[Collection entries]
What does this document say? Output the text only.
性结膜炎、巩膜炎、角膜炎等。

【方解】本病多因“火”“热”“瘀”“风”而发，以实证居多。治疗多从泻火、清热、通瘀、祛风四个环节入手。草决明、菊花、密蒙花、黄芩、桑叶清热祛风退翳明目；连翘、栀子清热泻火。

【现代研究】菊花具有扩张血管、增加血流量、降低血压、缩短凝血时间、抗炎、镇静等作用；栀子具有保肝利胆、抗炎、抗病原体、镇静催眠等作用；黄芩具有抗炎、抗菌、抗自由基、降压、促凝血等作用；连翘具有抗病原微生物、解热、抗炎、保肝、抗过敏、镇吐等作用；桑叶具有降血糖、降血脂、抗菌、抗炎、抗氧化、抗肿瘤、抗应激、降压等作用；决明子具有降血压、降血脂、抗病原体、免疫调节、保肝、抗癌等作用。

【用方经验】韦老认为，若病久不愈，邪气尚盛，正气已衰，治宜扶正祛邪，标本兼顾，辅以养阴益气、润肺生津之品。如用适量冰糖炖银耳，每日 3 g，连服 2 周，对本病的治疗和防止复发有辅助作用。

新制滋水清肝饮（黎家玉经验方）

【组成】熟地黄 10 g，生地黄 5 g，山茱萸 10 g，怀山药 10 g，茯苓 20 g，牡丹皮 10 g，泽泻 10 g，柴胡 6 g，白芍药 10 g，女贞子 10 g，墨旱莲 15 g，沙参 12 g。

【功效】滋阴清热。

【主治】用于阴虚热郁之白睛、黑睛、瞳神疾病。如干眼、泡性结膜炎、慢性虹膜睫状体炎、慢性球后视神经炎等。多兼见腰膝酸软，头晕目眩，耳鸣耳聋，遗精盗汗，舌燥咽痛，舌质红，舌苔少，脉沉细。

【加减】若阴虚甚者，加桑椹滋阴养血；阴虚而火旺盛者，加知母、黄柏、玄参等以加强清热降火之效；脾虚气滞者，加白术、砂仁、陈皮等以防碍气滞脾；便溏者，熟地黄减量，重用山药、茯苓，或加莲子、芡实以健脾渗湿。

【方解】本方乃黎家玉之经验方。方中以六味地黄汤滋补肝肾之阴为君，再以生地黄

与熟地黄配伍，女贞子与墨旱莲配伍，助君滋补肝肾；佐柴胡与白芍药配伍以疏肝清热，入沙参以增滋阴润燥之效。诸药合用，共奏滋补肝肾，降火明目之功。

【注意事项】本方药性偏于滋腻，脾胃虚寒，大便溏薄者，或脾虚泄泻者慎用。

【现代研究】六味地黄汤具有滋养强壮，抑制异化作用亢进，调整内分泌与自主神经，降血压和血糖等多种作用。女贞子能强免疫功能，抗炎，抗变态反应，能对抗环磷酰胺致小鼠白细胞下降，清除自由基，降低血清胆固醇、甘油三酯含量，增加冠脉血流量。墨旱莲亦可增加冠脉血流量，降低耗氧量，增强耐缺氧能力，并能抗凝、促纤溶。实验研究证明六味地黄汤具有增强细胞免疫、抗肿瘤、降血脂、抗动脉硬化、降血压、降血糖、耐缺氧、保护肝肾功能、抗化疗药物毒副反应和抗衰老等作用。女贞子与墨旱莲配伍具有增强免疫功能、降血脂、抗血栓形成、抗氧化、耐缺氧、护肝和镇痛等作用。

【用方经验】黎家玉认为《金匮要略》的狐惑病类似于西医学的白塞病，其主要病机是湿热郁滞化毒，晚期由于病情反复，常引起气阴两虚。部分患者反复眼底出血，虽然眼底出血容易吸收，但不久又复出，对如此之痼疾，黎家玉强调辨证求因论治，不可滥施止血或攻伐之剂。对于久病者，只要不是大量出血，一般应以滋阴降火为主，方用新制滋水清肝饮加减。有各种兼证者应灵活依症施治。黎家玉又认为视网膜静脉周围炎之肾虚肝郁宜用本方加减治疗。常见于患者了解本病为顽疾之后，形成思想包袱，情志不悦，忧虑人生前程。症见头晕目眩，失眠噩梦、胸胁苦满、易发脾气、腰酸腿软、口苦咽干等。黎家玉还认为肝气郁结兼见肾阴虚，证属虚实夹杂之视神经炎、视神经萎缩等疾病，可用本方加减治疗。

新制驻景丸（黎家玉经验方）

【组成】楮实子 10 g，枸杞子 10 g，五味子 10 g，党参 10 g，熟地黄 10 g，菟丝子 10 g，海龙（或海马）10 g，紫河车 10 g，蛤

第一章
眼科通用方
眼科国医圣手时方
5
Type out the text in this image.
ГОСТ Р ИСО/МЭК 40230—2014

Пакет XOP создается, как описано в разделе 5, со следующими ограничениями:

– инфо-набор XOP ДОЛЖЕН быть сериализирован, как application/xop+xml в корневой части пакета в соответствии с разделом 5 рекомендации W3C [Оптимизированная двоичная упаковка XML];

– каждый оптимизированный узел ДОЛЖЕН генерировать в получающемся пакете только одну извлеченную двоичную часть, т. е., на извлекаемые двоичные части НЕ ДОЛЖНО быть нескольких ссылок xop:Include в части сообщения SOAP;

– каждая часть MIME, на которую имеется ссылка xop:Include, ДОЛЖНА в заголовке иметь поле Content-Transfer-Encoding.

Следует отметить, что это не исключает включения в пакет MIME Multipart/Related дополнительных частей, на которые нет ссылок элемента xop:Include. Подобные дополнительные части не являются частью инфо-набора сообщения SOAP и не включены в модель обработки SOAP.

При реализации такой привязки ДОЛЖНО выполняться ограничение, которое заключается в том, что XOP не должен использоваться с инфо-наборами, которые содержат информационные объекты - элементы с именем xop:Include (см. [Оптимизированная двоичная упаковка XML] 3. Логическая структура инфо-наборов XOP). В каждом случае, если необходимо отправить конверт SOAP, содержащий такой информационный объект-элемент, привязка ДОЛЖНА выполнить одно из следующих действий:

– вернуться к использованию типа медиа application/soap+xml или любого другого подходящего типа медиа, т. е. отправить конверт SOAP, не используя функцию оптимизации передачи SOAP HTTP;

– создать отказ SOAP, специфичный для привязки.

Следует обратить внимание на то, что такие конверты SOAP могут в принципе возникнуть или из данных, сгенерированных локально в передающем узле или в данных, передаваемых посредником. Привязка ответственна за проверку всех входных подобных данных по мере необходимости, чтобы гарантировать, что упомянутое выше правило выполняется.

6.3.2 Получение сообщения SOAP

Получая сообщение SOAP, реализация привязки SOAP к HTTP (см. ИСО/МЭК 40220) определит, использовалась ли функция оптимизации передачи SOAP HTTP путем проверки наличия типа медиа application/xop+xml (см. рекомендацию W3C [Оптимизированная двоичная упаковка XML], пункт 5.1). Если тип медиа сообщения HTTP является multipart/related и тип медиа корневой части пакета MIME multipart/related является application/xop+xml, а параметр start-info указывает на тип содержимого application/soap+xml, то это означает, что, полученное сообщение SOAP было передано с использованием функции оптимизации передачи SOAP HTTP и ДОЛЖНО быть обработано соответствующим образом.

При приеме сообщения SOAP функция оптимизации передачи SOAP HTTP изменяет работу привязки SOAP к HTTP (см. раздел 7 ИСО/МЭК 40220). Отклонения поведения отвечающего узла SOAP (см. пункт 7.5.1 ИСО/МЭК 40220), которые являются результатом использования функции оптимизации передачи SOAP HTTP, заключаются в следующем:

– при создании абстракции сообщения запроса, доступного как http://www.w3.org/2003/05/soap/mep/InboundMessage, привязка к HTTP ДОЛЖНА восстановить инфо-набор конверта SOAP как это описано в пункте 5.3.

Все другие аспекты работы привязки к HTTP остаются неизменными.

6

### WORK INSTRUCTIONS
Pick every line with "text" in it and copy it.

### TASK RESPONSE
What does this document say? Output the text only.
Type out the text in this image.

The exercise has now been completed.